- [Problem description]:
Show all lines from the data that include the word "Person".

++++ Material supplied ++++

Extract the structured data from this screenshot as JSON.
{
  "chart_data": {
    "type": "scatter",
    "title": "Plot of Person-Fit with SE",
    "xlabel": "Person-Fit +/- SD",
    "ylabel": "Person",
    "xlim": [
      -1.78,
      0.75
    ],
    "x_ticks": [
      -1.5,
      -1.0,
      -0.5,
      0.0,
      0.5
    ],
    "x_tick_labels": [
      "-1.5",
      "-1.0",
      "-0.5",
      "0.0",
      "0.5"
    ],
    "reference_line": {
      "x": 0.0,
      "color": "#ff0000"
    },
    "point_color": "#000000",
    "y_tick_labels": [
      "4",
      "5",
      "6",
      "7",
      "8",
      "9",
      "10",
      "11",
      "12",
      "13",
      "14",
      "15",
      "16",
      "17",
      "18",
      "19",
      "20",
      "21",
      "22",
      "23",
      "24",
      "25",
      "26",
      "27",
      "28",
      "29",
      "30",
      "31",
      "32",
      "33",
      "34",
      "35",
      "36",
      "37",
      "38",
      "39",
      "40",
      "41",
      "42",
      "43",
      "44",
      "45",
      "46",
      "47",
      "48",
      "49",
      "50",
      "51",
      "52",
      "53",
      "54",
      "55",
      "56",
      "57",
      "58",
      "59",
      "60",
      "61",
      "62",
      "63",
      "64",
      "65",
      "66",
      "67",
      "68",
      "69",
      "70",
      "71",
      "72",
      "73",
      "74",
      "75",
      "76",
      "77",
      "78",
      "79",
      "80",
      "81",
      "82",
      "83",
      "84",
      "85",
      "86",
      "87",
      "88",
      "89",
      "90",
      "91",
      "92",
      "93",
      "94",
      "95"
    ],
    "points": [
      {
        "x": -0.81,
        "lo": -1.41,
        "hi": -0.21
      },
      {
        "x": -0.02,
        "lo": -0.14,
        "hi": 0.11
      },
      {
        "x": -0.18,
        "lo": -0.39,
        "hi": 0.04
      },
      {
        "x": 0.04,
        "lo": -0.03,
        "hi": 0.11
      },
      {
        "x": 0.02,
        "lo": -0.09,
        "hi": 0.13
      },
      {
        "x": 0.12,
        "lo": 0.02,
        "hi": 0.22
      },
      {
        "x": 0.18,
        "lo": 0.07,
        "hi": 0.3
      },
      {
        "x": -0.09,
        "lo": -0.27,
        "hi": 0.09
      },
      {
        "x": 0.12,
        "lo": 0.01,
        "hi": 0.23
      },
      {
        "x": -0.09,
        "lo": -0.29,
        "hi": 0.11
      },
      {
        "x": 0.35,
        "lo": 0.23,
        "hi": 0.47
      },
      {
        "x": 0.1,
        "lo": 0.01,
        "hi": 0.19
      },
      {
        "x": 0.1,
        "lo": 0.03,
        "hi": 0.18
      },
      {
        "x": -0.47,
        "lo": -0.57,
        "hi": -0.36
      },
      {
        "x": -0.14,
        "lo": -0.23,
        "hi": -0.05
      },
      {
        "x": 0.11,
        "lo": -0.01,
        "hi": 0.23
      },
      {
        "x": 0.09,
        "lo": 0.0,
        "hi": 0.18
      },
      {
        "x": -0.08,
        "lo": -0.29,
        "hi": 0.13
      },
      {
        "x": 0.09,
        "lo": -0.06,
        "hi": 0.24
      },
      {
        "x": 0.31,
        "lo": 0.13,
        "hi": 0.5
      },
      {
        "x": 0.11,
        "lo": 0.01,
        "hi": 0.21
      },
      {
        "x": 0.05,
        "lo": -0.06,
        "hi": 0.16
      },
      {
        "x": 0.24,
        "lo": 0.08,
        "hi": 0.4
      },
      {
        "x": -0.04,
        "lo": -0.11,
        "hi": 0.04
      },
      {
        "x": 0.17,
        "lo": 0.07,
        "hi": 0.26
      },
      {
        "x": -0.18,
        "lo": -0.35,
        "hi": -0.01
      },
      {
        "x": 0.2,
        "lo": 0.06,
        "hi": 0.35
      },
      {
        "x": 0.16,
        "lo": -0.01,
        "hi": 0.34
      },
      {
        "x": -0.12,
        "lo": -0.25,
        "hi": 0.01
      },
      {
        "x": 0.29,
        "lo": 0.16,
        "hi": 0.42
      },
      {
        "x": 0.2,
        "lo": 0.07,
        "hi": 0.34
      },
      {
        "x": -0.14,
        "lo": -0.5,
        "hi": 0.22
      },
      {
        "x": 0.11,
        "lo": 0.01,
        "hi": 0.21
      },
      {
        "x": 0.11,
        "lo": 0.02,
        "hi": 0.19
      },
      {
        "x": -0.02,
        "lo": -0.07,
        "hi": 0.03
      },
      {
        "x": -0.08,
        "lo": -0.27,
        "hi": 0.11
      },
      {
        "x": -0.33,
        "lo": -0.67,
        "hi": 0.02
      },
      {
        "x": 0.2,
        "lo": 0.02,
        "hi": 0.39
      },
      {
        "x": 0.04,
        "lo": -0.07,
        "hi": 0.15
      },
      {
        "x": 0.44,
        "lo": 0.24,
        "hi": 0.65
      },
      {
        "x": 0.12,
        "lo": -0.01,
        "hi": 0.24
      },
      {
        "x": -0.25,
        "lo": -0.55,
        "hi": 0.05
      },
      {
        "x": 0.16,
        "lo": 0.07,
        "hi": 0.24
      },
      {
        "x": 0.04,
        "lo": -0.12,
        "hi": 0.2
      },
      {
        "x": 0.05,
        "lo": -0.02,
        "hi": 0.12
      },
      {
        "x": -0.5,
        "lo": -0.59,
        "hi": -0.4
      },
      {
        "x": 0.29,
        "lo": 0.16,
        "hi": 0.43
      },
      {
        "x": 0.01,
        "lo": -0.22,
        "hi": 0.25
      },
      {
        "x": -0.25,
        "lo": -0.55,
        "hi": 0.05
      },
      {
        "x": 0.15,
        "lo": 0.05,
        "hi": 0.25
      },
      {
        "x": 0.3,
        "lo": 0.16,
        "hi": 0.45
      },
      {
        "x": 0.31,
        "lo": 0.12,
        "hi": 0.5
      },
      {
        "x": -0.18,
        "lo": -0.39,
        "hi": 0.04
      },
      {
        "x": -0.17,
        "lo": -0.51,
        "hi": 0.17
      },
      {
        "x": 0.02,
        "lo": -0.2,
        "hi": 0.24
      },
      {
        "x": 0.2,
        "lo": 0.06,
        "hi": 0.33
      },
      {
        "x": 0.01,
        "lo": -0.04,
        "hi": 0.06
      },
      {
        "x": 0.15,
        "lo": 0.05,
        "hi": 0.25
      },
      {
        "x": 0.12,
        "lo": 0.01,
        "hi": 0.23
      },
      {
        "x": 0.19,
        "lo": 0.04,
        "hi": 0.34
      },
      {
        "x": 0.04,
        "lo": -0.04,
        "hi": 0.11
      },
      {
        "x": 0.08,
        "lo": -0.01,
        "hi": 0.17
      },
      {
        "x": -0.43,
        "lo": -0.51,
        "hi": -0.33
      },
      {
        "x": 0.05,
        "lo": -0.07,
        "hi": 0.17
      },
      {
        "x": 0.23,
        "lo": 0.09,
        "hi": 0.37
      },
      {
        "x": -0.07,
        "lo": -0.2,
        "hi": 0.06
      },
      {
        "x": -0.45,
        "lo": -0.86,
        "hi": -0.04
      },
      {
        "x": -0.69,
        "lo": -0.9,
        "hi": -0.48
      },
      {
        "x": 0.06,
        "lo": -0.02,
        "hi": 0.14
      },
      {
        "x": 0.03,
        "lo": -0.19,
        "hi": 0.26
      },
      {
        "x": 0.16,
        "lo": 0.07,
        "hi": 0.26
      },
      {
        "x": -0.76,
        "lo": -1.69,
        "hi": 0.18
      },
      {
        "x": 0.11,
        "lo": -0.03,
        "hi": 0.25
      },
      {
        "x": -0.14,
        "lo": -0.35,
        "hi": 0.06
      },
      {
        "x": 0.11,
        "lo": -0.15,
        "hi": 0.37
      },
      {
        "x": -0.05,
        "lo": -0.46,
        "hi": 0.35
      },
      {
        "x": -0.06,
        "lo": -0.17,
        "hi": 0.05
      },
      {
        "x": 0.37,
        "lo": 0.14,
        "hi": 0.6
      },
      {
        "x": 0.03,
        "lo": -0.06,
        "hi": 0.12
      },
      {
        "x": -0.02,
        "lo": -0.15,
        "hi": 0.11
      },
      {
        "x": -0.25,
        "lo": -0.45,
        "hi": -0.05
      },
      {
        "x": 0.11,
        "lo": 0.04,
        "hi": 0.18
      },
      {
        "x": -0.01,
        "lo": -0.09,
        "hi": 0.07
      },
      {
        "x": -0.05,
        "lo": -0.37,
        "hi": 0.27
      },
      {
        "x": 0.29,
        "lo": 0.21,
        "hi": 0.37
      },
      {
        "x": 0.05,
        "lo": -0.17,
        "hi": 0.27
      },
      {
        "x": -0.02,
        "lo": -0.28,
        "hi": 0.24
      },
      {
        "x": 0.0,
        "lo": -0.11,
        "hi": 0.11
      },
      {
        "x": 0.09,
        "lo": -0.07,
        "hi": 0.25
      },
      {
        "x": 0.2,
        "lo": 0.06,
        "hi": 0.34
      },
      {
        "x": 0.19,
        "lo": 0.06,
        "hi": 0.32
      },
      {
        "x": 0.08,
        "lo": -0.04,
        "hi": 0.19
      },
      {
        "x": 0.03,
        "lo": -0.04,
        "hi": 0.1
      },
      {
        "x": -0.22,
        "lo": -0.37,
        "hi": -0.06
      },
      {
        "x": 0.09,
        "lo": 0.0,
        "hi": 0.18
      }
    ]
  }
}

++++

- [Exercise response]:
    "title": "Plot of Person-Fit with SE",
    "xlabel": "Person-Fit +/- SD",
    "ylabel": "Person",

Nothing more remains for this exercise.